[EXERCISE INSTRUCTIONS] Each line in the entries below that holds the string "name" is to be listed.

[Records about charts and figures]
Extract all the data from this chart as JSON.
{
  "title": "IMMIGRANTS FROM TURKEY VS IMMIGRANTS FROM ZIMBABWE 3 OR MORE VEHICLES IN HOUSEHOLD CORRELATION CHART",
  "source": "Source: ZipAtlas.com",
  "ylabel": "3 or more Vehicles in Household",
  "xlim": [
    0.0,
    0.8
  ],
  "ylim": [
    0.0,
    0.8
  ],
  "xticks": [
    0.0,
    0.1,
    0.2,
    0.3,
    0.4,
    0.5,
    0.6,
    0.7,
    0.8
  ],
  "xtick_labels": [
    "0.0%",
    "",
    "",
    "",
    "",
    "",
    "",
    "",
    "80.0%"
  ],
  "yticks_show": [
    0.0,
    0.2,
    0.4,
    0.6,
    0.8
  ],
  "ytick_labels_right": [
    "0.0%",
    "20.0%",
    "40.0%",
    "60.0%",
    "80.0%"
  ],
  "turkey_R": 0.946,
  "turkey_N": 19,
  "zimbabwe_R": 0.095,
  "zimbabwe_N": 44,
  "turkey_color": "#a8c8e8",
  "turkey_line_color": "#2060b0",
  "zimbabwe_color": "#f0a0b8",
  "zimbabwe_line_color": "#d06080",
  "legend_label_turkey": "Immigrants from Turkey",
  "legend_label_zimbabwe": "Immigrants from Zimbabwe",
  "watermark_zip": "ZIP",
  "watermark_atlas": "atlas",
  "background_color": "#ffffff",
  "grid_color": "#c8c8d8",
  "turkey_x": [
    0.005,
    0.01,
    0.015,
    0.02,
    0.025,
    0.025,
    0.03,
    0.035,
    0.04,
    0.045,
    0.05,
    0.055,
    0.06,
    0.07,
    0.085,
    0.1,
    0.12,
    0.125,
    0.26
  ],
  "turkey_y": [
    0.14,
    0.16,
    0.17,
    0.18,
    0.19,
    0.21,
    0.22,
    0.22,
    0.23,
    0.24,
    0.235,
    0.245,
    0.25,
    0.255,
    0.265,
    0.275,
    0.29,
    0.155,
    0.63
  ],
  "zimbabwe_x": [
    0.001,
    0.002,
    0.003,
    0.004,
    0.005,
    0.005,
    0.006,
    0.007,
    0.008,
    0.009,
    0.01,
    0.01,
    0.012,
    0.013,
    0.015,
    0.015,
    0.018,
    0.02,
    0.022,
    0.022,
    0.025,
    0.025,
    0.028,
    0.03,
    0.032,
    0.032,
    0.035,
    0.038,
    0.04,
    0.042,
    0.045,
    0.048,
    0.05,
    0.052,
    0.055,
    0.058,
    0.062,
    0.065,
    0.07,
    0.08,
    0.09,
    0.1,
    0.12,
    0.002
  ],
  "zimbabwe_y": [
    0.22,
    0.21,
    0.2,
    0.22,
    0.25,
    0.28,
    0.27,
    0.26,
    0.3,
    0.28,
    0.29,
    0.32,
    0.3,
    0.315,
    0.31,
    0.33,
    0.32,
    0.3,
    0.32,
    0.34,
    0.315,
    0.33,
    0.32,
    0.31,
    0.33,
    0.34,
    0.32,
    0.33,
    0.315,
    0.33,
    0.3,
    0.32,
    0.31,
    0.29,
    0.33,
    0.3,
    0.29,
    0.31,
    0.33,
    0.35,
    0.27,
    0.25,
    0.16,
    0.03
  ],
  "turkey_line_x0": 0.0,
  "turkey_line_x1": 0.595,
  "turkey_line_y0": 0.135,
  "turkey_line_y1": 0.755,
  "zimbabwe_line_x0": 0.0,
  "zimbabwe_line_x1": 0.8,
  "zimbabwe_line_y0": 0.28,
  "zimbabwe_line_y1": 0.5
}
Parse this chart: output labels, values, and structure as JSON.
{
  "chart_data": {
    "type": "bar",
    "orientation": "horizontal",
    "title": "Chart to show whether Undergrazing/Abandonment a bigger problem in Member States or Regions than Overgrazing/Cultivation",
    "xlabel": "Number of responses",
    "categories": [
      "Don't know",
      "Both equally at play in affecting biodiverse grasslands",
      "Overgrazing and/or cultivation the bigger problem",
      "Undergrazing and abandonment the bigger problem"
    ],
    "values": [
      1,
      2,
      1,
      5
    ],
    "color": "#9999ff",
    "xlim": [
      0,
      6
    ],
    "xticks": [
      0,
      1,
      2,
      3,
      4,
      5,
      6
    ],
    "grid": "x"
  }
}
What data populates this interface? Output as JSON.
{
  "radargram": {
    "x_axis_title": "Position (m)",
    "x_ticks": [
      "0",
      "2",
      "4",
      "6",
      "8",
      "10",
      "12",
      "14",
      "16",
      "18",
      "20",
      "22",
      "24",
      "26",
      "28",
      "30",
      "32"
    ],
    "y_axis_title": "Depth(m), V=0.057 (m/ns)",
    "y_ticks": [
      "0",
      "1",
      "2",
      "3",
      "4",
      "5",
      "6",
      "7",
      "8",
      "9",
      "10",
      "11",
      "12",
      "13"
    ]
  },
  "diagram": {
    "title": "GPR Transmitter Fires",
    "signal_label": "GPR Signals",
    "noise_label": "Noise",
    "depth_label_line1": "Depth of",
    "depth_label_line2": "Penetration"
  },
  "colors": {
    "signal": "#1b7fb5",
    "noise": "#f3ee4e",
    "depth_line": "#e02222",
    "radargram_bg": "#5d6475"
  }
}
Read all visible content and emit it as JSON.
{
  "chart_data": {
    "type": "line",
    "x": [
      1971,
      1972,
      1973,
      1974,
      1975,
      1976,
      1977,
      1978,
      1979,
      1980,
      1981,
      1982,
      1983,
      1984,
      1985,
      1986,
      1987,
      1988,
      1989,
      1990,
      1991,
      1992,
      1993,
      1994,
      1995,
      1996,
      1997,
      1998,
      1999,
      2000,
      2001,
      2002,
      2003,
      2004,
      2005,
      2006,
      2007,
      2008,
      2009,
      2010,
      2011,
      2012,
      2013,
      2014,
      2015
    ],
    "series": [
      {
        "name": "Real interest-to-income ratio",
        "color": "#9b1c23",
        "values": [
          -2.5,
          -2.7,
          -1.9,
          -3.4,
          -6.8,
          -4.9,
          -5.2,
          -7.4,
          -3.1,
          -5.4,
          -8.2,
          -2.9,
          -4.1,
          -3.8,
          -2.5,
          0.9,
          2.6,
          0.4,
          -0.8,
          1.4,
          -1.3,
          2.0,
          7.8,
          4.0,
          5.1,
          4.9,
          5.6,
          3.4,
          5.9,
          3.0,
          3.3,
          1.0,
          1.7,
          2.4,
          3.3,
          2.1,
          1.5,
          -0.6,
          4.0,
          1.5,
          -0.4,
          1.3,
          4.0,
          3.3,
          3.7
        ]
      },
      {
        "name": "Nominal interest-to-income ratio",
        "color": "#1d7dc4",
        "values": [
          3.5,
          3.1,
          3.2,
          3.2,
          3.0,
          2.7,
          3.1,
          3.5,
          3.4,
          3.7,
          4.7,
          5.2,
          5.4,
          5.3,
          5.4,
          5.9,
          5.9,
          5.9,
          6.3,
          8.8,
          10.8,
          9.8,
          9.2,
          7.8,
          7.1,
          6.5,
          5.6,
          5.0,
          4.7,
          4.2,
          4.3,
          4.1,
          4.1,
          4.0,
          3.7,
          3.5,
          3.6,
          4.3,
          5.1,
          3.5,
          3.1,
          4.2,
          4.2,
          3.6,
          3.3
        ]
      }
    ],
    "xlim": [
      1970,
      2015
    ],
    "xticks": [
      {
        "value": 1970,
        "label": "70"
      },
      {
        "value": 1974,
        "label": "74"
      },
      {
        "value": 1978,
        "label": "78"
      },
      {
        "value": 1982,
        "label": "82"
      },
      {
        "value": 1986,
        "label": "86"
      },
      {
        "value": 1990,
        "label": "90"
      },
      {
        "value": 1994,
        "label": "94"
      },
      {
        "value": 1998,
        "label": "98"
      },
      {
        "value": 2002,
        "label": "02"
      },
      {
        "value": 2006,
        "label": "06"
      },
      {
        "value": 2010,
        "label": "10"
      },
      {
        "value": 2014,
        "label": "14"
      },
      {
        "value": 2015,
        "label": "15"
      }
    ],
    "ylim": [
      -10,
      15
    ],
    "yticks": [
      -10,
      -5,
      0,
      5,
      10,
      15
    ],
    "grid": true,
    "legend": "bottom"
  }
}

[REPLY TO THE TASK]
        "name": "Real interest-to-income ratio",
        "name": "Nominal interest-to-income ratio",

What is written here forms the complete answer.